- [ENTRIES PROVIDED]
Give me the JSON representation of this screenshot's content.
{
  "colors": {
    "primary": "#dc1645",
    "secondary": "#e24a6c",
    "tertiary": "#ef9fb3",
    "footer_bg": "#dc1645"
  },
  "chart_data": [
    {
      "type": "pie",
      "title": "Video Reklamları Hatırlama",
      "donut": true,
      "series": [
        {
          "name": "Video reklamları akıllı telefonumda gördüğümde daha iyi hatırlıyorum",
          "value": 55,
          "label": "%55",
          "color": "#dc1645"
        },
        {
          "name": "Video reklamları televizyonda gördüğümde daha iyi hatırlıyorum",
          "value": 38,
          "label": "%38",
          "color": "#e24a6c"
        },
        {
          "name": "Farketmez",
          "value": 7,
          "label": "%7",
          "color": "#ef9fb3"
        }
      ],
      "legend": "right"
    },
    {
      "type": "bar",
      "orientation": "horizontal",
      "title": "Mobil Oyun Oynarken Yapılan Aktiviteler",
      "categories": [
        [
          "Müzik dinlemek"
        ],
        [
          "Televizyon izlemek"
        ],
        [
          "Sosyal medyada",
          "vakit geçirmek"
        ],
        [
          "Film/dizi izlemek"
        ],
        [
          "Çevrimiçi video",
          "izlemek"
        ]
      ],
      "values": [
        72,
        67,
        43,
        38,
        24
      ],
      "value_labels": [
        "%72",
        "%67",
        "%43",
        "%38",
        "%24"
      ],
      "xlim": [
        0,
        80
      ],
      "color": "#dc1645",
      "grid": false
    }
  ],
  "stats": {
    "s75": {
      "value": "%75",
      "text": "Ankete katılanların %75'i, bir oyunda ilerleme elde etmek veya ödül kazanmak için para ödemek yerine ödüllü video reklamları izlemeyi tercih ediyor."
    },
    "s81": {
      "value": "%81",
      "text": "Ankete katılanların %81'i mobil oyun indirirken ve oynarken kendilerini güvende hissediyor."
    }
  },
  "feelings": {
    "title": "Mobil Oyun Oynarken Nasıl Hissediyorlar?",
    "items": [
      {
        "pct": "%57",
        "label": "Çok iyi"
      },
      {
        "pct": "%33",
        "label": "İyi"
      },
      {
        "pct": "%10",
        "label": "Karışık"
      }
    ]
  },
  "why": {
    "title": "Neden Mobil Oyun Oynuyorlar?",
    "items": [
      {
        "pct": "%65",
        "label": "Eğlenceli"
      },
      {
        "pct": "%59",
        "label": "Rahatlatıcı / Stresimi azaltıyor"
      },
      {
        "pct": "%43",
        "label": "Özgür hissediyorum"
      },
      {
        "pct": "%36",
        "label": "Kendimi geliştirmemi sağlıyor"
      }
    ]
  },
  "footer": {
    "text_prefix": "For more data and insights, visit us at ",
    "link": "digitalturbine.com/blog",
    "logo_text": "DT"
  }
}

- [PROBLEM TO SOLVE] Copy the data above in full, character for character.

- [WRITTEN REPLY]
Give me the JSON representation of this screenshot's content.
{
  "colors": {
    "primary": "#dc1645",
    "secondary": "#e24a6c",
    "tertiary": "#ef9fb3",
    "footer_bg": "#dc1645"
  },
  "chart_data": [
    {
      "type": "pie",
      "title": "Video Reklamları Hatırlama",
      "donut": true,
      "series": [
        {
          "name": "Video reklamları akıllı telefonumda gördüğümde daha iyi hatırlıyorum",
          "value": 55,
          "label": "%55",
          "color": "#dc1645"
        },
        {
          "name": "Video reklamları televizyonda gördüğümde daha iyi hatırlıyorum",
          "value": 38,
          "label": "%38",
          "color": "#e24a6c"
        },
        {
          "name": "Farketmez",
          "value": 7,
          "label": "%7",
          "color": "#ef9fb3"
        }
      ],
      "legend": "right"
    },
    {
      "type": "bar",
      "orientation": "horizontal",
      "title": "Mobil Oyun Oynarken Yapılan Aktiviteler",
      "categories": [
        [
          "Müzik dinlemek"
        ],
        [
          "Televizyon izlemek"
        ],
        [
          "Sosyal medyada",
          "vakit geçirmek"
        ],
        [
          "Film/dizi izlemek"
        ],
        [
          "Çevrimiçi video",
          "izlemek"
        ]
      ],
      "values": [
        72,
        67,
        43,
        38,
        24
      ],
      "value_labels": [
        "%72",
        "%67",
        "%43",
        "%38",
        "%24"
      ],
      "xlim": [
        0,
        80
      ],
      "color": "#dc1645",
      "grid": false
    }
  ],
  "stats": {
    "s75": {
      "value": "%75",
      "text": "Ankete katılanların %75'i, bir oyunda ilerleme elde etmek veya ödül kazanmak için para ödemek yerine ödüllü video reklamları izlemeyi tercih ediyor."
    },
    "s81": {
      "value": "%81",
      "text": "Ankete katılanların %81'i mobil oyun indirirken ve oynarken kendilerini güvende hissediyor."
    }
  },
  "feelings": {
    "title": "Mobil Oyun Oynarken Nasıl Hissediyorlar?",
    "items": [
      {
        "pct": "%57",
        "label": "Çok iyi"
      },
      {
        "pct": "%33",
        "label": "İyi"
      },
      {
        "pct": "%10",
        "label": "Karışık"
      }
    ]
  },
  "why": {
    "title": "Neden Mobil Oyun Oynuyorlar?",
    "items": [
      {
        "pct": "%65",
        "label": "Eğlenceli"
      },
      {
        "pct": "%59",
        "label": "Rahatlatıcı / Stresimi azaltıyor"
      },
      {
        "pct": "%43",
        "label": "Özgür hissediyorum"
      },
      {
        "pct": "%36",
        "label": "Kendimi geliştirmemi sağlıyor"
      }
    ]
  },
  "footer": {
    "text_prefix": "For more data and insights, visit us at ",
    "link": "digitalturbine.com/blog",
    "logo_text": "DT"
  }
}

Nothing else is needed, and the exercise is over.